— Given task —
Copy every line of the data that contains the string "screenshot".
####################
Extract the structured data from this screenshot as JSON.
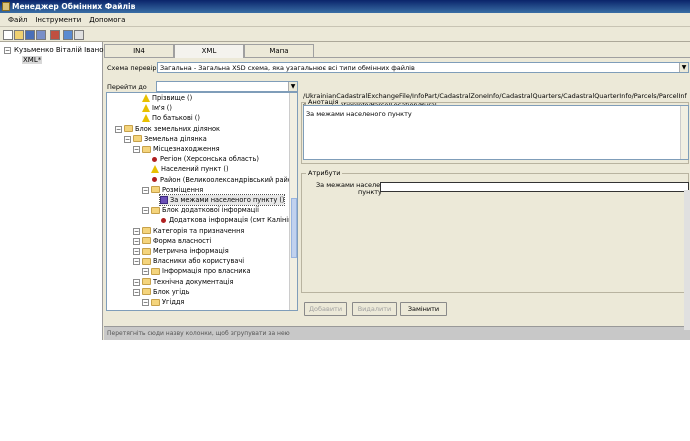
{
  "window": {
    "title": "Менеджер Обмінних Файлів"
  },
  "menu": {
    "items": [
      "Файл",
      "Інструменти",
      "Допомога"
    ]
  },
  "toolbar": {
    "icons": [
      "new-icon",
      "open-icon",
      "save-icon",
      "save-all-icon",
      "print-icon",
      "validate-icon",
      "check-icon"
    ]
  },
  "left_tree": {
    "root": "Кузьменко Віталій Іванович",
    "child": "XML*"
  },
  "tabs": [
    {
      "label": "IN4",
      "active": false
    },
    {
      "label": "XML",
      "active": true
    },
    {
      "label": "Мапа",
      "active": false
    }
  ],
  "schema": {
    "label": "Схема перевірки",
    "value": "Загальна - Загальна XSD схема, яка узагальнює всі типи обмінних файлів"
  },
  "goto": {
    "label": "Перейти до",
    "value": ""
  },
  "tree": [
    {
      "text": "Прізвище ()",
      "icon": "warning-icon",
      "level": 3
    },
    {
      "text": "Ім'я ()",
      "icon": "warning-icon",
      "level": 3
    },
    {
      "text": "По батькові ()",
      "icon": "warning-icon",
      "level": 3
    },
    {
      "text": "Блок земельних ділянок",
      "icon": "folder-icon",
      "level": 1
    },
    {
      "text": "Земельна ділянка",
      "icon": "folder-icon",
      "level": 2
    },
    {
      "text": "Місцезнаходження",
      "icon": "folder-icon",
      "level": 3
    },
    {
      "text": "Регіон (Херсонська область)",
      "icon": "dot-icon",
      "level": 4
    },
    {
      "text": "Населений пункт ()",
      "icon": "warning-icon",
      "level": 4
    },
    {
      "text": "Район (Великоолександрівський район)",
      "icon": "dot-icon",
      "level": 4
    },
    {
      "text": "Розміщення",
      "icon": "folder-icon",
      "level": 4
    },
    {
      "text": "За межами населеного пункту ()",
      "icon": "puzzle-icon",
      "level": 5,
      "selected": true
    },
    {
      "text": "Блок додаткової інформації",
      "icon": "folder-icon",
      "level": 4
    },
    {
      "text": "Додаткова інформація (смт Калінінське)",
      "icon": "dot-icon",
      "level": 5
    },
    {
      "text": "Категорія та призначення",
      "icon": "folder-icon",
      "level": 3
    },
    {
      "text": "Форма власності",
      "icon": "folder-icon",
      "level": 3
    },
    {
      "text": "Метрична інформація",
      "icon": "folder-icon",
      "level": 3
    },
    {
      "text": "Власники або користувачі",
      "icon": "folder-icon",
      "level": 3
    },
    {
      "text": "Інформація про власника",
      "icon": "folder-icon",
      "level": 4
    },
    {
      "text": "Технічна документація",
      "icon": "folder-icon",
      "level": 3
    },
    {
      "text": "Блок угідь",
      "icon": "folder-icon",
      "level": 3
    },
    {
      "text": "Угіддя",
      "icon": "folder-icon",
      "level": 4
    }
  ],
  "path": "/UkrainianCadastralExchangeFile/InfoPart/CadastralZoneInfo/CadastralQuarters/CadastralQuarterInfo/Parcels/ParcelInfo/ParcelLocationInfo/ParcelLocation/Rural",
  "annotation": {
    "title": "Анотація",
    "text": "За межами населеного пункту"
  },
  "attributes": {
    "title": "Атрибути",
    "field_label_1": "За межами населеного",
    "field_label_2": "пункту",
    "field_value": ""
  },
  "buttons": {
    "add": "Добавити",
    "delete": "Видалити",
    "replace": "Замінити"
  },
  "group_hint": "Перетягніть сюди назву колонки, щоб згрупувати за нею"
}
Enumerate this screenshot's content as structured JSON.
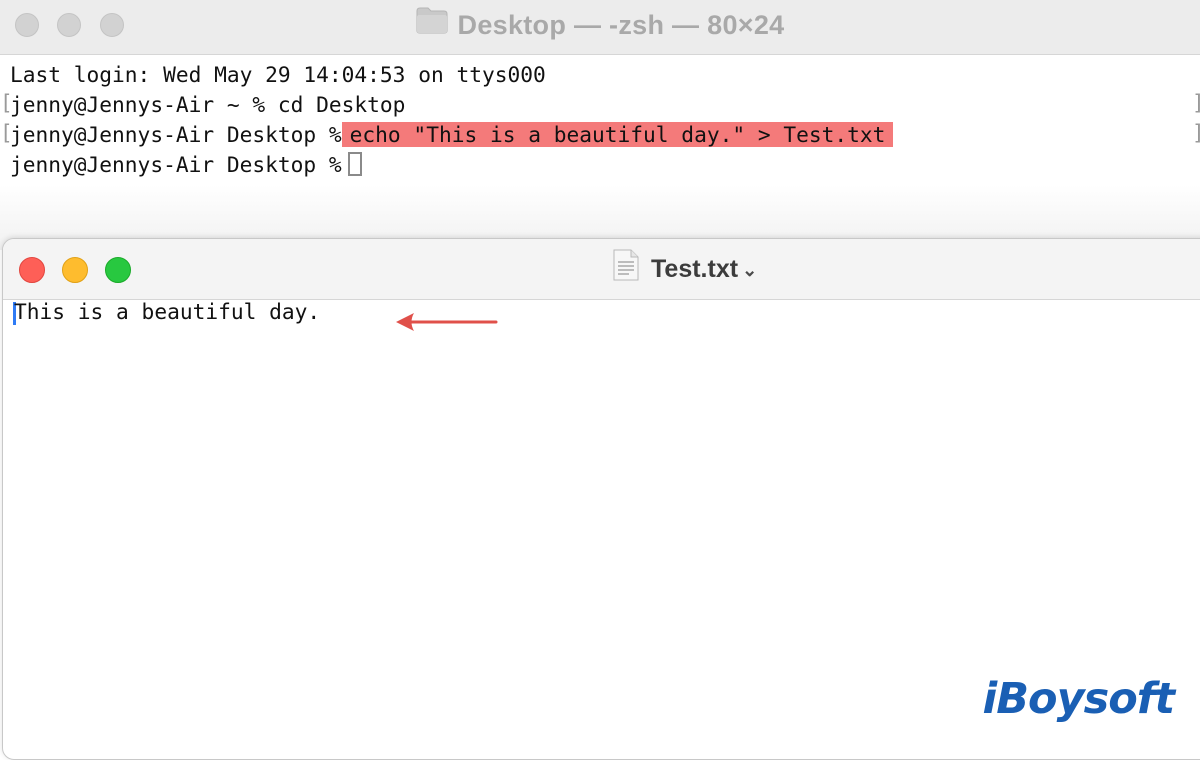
####################
— Response below —
Extract the structured data from this screenshot as JSON.
Enumerate this screenshot's content as structured JSON.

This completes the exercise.